━━━━━ Listed records ━━━━━
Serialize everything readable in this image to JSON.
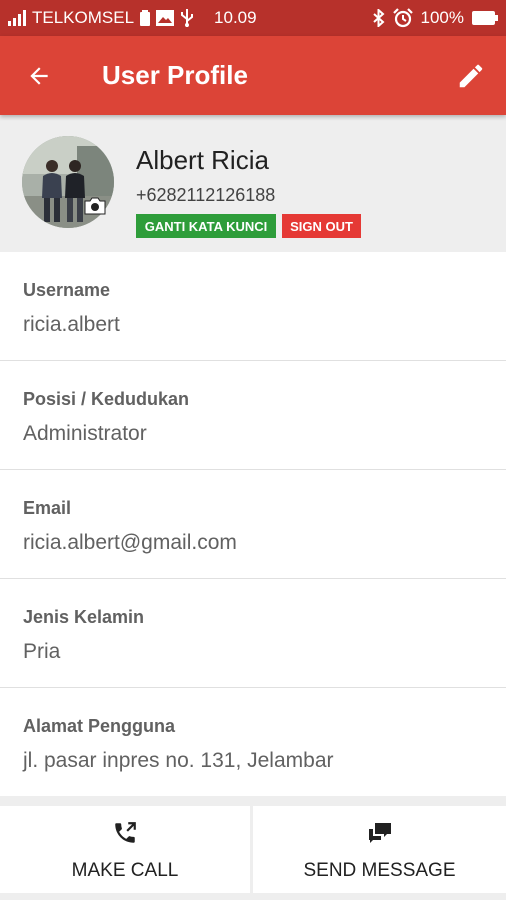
{
  "status_bar": {
    "carrier": "TELKOMSEL",
    "time": "10.09",
    "battery": "100%",
    "icons": [
      "signal-icon",
      "battery-saver-icon",
      "image-icon",
      "usb-icon",
      "bluetooth-icon",
      "alarm-icon",
      "battery-icon"
    ]
  },
  "toolbar": {
    "title": "User Profile",
    "back_icon": "arrow-back-icon",
    "edit_icon": "pencil-icon",
    "color": "#dc4437"
  },
  "profile": {
    "name": "Albert Ricia",
    "phone": "+6282112126188",
    "change_password_label": "GANTI KATA KUNCI",
    "sign_out_label": "SIGN OUT",
    "change_password_color": "#2e9d3a",
    "sign_out_color": "#e53935"
  },
  "fields": [
    {
      "label": "Username",
      "value": "ricia.albert"
    },
    {
      "label": "Posisi / Kedudukan",
      "value": "Administrator"
    },
    {
      "label": "Email",
      "value": "ricia.albert@gmail.com"
    },
    {
      "label": "Jenis Kelamin",
      "value": "Pria"
    },
    {
      "label": "Alamat Pengguna",
      "value": "jl. pasar inpres no. 131, Jelambar"
    }
  ],
  "actions": {
    "call_label": "MAKE CALL",
    "message_label": "SEND MESSAGE",
    "call_icon": "phone-call-icon",
    "message_icon": "chat-bubbles-icon"
  }
}
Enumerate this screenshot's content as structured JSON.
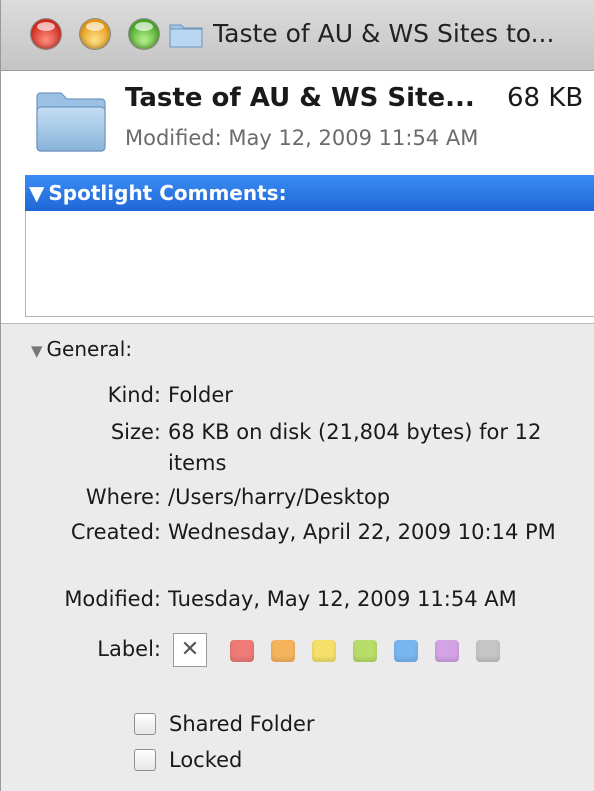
{
  "window": {
    "title": "Taste of AU & WS Sites to..."
  },
  "header": {
    "file_name": "Taste of AU & WS Site...",
    "file_size": "68 KB",
    "modified": "Modified: May 12, 2009 11:54 AM"
  },
  "spotlight": {
    "toggle": "▼",
    "heading": "Spotlight Comments:",
    "comment_value": ""
  },
  "general": {
    "toggle": "▼",
    "heading": "General:",
    "kind_key": "Kind:",
    "kind_value": "Folder",
    "size_key": "Size:",
    "size_value": "68 KB on disk (21,804 bytes) for 12 items",
    "where_key": "Where:",
    "where_value": "/Users/harry/Desktop",
    "created_key": "Created:",
    "created_value": "Wednesday, April 22, 2009 10:14 PM",
    "modified_key": "Modified:",
    "modified_value": "Tuesday, May 12, 2009 11:54 AM",
    "label_key": "Label:",
    "label_none": "✕",
    "label_colors": [
      "#ef7b76",
      "#f5b45c",
      "#f5e06a",
      "#b9dd6a",
      "#79b6f2",
      "#d4a3e6",
      "#c6c6c6"
    ],
    "shared_folder": "Shared Folder",
    "locked": "Locked"
  },
  "colors": {
    "selection_blue": "#2a75e2",
    "close": "#e0443a",
    "minimize": "#f2b233",
    "zoom": "#62bf3e"
  }
}
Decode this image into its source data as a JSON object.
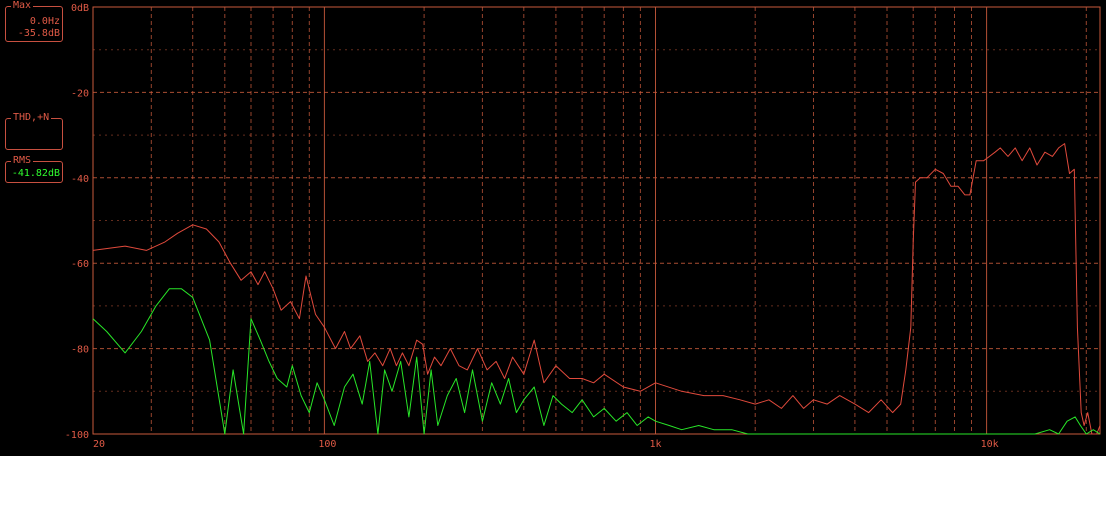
{
  "readouts": {
    "max": {
      "label": "Max",
      "freq": "0.0Hz",
      "level": "-35.8dB"
    },
    "thd": {
      "label": "THD,+N",
      "value": ""
    },
    "rms": {
      "label": "RMS",
      "value": "-41.82dB"
    }
  },
  "colors": {
    "background": "#000000",
    "grid": "#c85a3c",
    "series_red": "#e04a3c",
    "series_green": "#28e628",
    "label": "#e05a46"
  },
  "chart_data": {
    "type": "line",
    "x_scale": "log",
    "xlim": [
      20,
      22000
    ],
    "ylim": [
      -100,
      0
    ],
    "grid": true,
    "x_tick_labels": [
      {
        "value": 20,
        "label": "20"
      },
      {
        "value": 100,
        "label": "100"
      },
      {
        "value": 1000,
        "label": "1k"
      },
      {
        "value": 10000,
        "label": "10k"
      }
    ],
    "y_tick_labels": [
      {
        "value": 0,
        "label": "0dB"
      },
      {
        "value": -20,
        "label": "-20"
      },
      {
        "value": -40,
        "label": "-40"
      },
      {
        "value": -60,
        "label": "-60"
      },
      {
        "value": -80,
        "label": "-80"
      },
      {
        "value": -100,
        "label": "-100"
      }
    ],
    "series": [
      {
        "color": "#e04a3c",
        "x": [
          20,
          25,
          29,
          31,
          33,
          36,
          40,
          44,
          48,
          52,
          56,
          60,
          63,
          66,
          70,
          74,
          79,
          84,
          88,
          94,
          100,
          108,
          115,
          120,
          128,
          135,
          142,
          150,
          158,
          165,
          172,
          180,
          190,
          198,
          205,
          215,
          225,
          240,
          255,
          270,
          290,
          310,
          330,
          350,
          370,
          400,
          430,
          460,
          500,
          550,
          600,
          650,
          700,
          800,
          900,
          1000,
          1200,
          1400,
          1600,
          1800,
          2000,
          2200,
          2400,
          2600,
          2800,
          3000,
          3300,
          3600,
          4000,
          4400,
          4800,
          5200,
          5500,
          5700,
          5900,
          6000,
          6100,
          6300,
          6600,
          7000,
          7400,
          7800,
          8200,
          8600,
          8900,
          9300,
          9800,
          10200,
          10600,
          11000,
          11600,
          12200,
          12800,
          13500,
          14200,
          15000,
          15800,
          16500,
          17200,
          17800,
          18400,
          18800,
          19300,
          19700,
          20200,
          20800,
          21500,
          22000
        ],
        "y": [
          -57,
          -56,
          -57,
          -56,
          -55,
          -53,
          -51,
          -52,
          -55,
          -60,
          -64,
          -62,
          -65,
          -62,
          -66,
          -71,
          -69,
          -73,
          -63,
          -72,
          -75,
          -80,
          -76,
          -80,
          -77,
          -83,
          -81,
          -84,
          -80,
          -84,
          -81,
          -84,
          -78,
          -79,
          -86,
          -82,
          -84,
          -80,
          -84,
          -85,
          -80,
          -85,
          -83,
          -87,
          -82,
          -86,
          -78,
          -88,
          -84,
          -87,
          -87,
          -88,
          -86,
          -89,
          -90,
          -88,
          -90,
          -91,
          -91,
          -92,
          -93,
          -92,
          -94,
          -91,
          -94,
          -92,
          -93,
          -91,
          -93,
          -95,
          -92,
          -95,
          -93,
          -85,
          -75,
          -55,
          -41,
          -40,
          -40,
          -38,
          -39,
          -42,
          -42,
          -44,
          -44,
          -36,
          -36,
          -35,
          -34,
          -33,
          -35,
          -33,
          -36,
          -33,
          -37,
          -34,
          -35,
          -33,
          -32,
          -39,
          -38,
          -75,
          -95,
          -98,
          -95,
          -100,
          -100,
          -98
        ]
      },
      {
        "color": "#28e628",
        "x": [
          20,
          22,
          25,
          28,
          31,
          34,
          37,
          40,
          45,
          50,
          53,
          57,
          60,
          64,
          68,
          72,
          77,
          80,
          85,
          90,
          95,
          100,
          107,
          115,
          122,
          130,
          137,
          145,
          152,
          160,
          170,
          180,
          190,
          200,
          210,
          220,
          235,
          250,
          265,
          280,
          300,
          320,
          340,
          360,
          380,
          400,
          430,
          460,
          490,
          520,
          560,
          600,
          650,
          700,
          760,
          820,
          880,
          950,
          1000,
          1100,
          1200,
          1350,
          1500,
          1700,
          1900,
          2100,
          2300,
          2600,
          3000,
          3500,
          4000,
          5000,
          6000,
          8000,
          10000,
          12000,
          14000,
          15500,
          16500,
          17500,
          18500,
          19200,
          20000,
          21000,
          22000
        ],
        "y": [
          -73,
          -76,
          -81,
          -76,
          -70,
          -66,
          -66,
          -68,
          -78,
          -100,
          -85,
          -100,
          -73,
          -78,
          -83,
          -87,
          -89,
          -84,
          -91,
          -95,
          -88,
          -92,
          -98,
          -89,
          -86,
          -93,
          -83,
          -100,
          -85,
          -90,
          -83,
          -96,
          -82,
          -100,
          -85,
          -98,
          -91,
          -87,
          -95,
          -85,
          -97,
          -88,
          -93,
          -87,
          -95,
          -92,
          -89,
          -98,
          -91,
          -93,
          -95,
          -92,
          -96,
          -94,
          -97,
          -95,
          -98,
          -96,
          -97,
          -98,
          -99,
          -98,
          -99,
          -99,
          -100,
          -100,
          -100,
          -100,
          -100,
          -100,
          -100,
          -100,
          -100,
          -100,
          -100,
          -100,
          -100,
          -99,
          -100,
          -97,
          -96,
          -98,
          -100,
          -99,
          -100
        ]
      }
    ]
  }
}
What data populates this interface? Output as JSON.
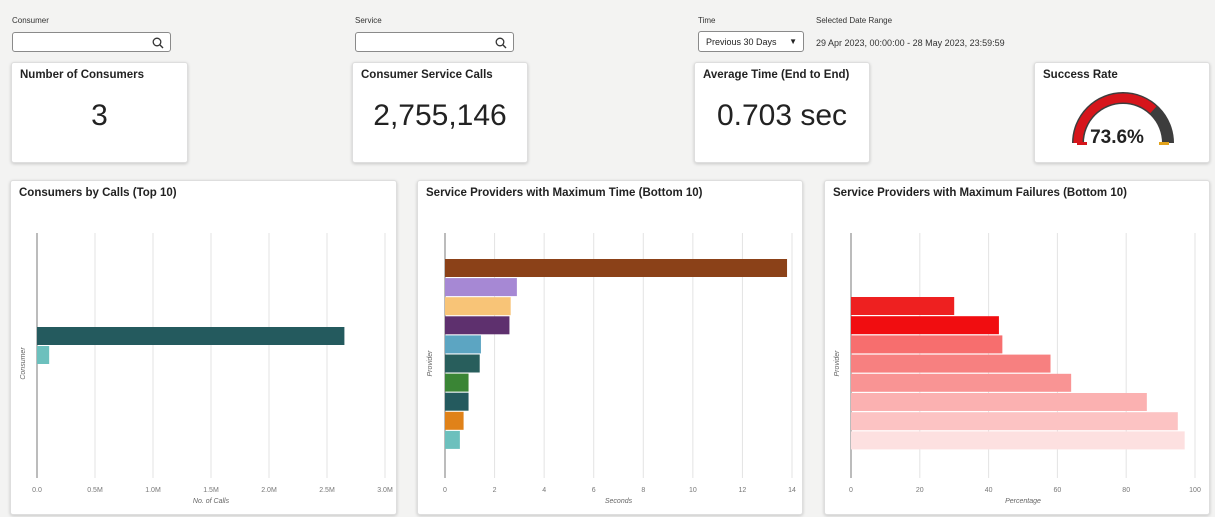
{
  "filters": {
    "consumer_label": "Consumer",
    "service_label": "Service",
    "time_label": "Time",
    "time_value": "Previous 30 Days",
    "date_range_label": "Selected Date Range",
    "date_range_value": "29 Apr 2023, 00:00:00 - 28 May 2023, 23:59:59"
  },
  "kpis": {
    "consumers": {
      "title": "Number of Consumers",
      "value": "3"
    },
    "calls": {
      "title": "Consumer Service Calls",
      "value": "2,755,146"
    },
    "avg_time": {
      "title": "Average Time (End to End)",
      "value": "0.703 sec"
    },
    "success": {
      "title": "Success Rate",
      "value": "73.6%",
      "fraction": 0.736
    }
  },
  "chart_data": [
    {
      "type": "bar",
      "orientation": "horizontal",
      "title": "Consumers by Calls (Top 10)",
      "xlabel": "No. of Calls",
      "ylabel": "Consumer",
      "xlim": [
        0,
        3000000
      ],
      "xticks": [
        "0.0",
        "0.5M",
        "1.0M",
        "1.5M",
        "2.0M",
        "2.5M",
        "3.0M"
      ],
      "values": [
        2650000,
        105000
      ],
      "colors": [
        "#245a5e",
        "#6cc0bd"
      ]
    },
    {
      "type": "bar",
      "orientation": "horizontal",
      "title": "Service Providers with Maximum Time (Bottom 10)",
      "xlabel": "Seconds",
      "ylabel": "Provider",
      "xlim": [
        0,
        14
      ],
      "xticks": [
        "0",
        "2",
        "4",
        "6",
        "8",
        "10",
        "12",
        "14"
      ],
      "values": [
        13.8,
        2.9,
        2.65,
        2.6,
        1.45,
        1.4,
        0.95,
        0.95,
        0.75,
        0.6
      ],
      "colors": [
        "#8b4118",
        "#a688d4",
        "#f8c477",
        "#5e306e",
        "#5ca5c2",
        "#285e5c",
        "#3a8535",
        "#245a5e",
        "#e08219",
        "#6cc0bd"
      ]
    },
    {
      "type": "bar",
      "orientation": "horizontal",
      "title": "Service Providers with Maximum Failures (Bottom 10)",
      "xlabel": "Percentage",
      "ylabel": "Provider",
      "xlim": [
        0,
        100
      ],
      "xticks": [
        "0",
        "20",
        "40",
        "60",
        "80",
        "100"
      ],
      "values": [
        30,
        43,
        44,
        58,
        64,
        86,
        95,
        97
      ],
      "colors": [
        "#ee2020",
        "#f10d10",
        "#f76e6e",
        "#f78080",
        "#f99494",
        "#fbb1b1",
        "#fcc3c3",
        "#fde0e0"
      ]
    }
  ]
}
━━━━━
**Exercise description:** Gather, from the listing above, every line carrying the word "Maximum".

**Expected output:**
      "title": "Service Providers with Maximum Time (Bottom 10)",
      "title": "Service Providers with Maximum Failures (Bottom 10)",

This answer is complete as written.